Short problem
The records below need retyping in full; give them again exactly.

Data supplied
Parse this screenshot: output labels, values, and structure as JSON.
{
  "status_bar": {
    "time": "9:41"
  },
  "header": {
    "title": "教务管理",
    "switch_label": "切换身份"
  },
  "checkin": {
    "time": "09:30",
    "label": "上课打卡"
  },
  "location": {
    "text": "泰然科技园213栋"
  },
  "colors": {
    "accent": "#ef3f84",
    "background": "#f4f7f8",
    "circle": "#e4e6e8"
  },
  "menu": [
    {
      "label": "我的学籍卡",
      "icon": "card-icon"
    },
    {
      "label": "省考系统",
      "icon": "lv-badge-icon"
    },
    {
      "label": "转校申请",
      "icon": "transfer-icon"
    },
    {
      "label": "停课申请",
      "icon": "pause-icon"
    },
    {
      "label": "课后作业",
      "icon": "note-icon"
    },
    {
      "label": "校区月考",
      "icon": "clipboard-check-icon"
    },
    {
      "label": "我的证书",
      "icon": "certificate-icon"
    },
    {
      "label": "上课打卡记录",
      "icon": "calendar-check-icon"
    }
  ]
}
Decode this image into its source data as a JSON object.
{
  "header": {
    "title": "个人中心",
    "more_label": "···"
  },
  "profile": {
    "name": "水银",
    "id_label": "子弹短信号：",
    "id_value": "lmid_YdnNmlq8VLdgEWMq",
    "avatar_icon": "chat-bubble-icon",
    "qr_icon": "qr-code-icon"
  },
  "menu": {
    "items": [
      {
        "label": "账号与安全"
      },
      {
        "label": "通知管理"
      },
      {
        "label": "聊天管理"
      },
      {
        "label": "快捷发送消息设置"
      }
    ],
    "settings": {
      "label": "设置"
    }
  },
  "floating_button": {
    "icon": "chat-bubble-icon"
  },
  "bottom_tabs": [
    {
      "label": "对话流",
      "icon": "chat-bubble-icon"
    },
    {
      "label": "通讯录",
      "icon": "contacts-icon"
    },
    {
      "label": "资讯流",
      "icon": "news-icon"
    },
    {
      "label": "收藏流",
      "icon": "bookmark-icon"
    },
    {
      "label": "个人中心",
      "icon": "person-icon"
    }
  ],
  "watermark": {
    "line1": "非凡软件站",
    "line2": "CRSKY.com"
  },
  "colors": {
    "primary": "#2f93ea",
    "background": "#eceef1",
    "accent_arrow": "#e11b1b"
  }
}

Correct output
Parse this screenshot: output labels, values, and structure as JSON.
{
  "status_bar": {
    "time": "9:41"
  },
  "header": {
    "title": "教务管理",
    "switch_label": "切换身份"
  },
  "checkin": {
    "time": "09:30",
    "label": "上课打卡"
  },
  "location": {
    "text": "泰然科技园213栋"
  },
  "colors": {
    "accent": "#ef3f84",
    "background": "#f4f7f8",
    "circle": "#e4e6e8"
  },
  "menu": [
    {
      "label": "我的学籍卡",
      "icon": "card-icon"
    },
    {
      "label": "省考系统",
      "icon": "lv-badge-icon"
    },
    {
      "label": "转校申请",
      "icon": "transfer-icon"
    },
    {
      "label": "停课申请",
      "icon": "pause-icon"
    },
    {
      "label": "课后作业",
      "icon": "note-icon"
    },
    {
      "label": "校区月考",
      "icon": "clipboard-check-icon"
    },
    {
      "label": "我的证书",
      "icon": "certificate-icon"
    },
    {
      "label": "上课打卡记录",
      "icon": "calendar-check-icon"
    }
  ]
}
Decode this image into its source data as a JSON object.
{
  "header": {
    "title": "个人中心",
    "more_label": "···"
  },
  "profile": {
    "name": "水银",
    "id_label": "子弹短信号：",
    "id_value": "lmid_YdnNmlq8VLdgEWMq",
    "avatar_icon": "chat-bubble-icon",
    "qr_icon": "qr-code-icon"
  },
  "menu": {
    "items": [
      {
        "label": "账号与安全"
      },
      {
        "label": "通知管理"
      },
      {
        "label": "聊天管理"
      },
      {
        "label": "快捷发送消息设置"
      }
    ],
    "settings": {
      "label": "设置"
    }
  },
  "floating_button": {
    "icon": "chat-bubble-icon"
  },
  "bottom_tabs": [
    {
      "label": "对话流",
      "icon": "chat-bubble-icon"
    },
    {
      "label": "通讯录",
      "icon": "contacts-icon"
    },
    {
      "label": "资讯流",
      "icon": "news-icon"
    },
    {
      "label": "收藏流",
      "icon": "bookmark-icon"
    },
    {
      "label": "个人中心",
      "icon": "person-icon"
    }
  ],
  "watermark": {
    "line1": "非凡软件站",
    "line2": "CRSKY.com"
  },
  "colors": {
    "primary": "#2f93ea",
    "background": "#eceef1",
    "accent_arrow": "#e11b1b"
  }
}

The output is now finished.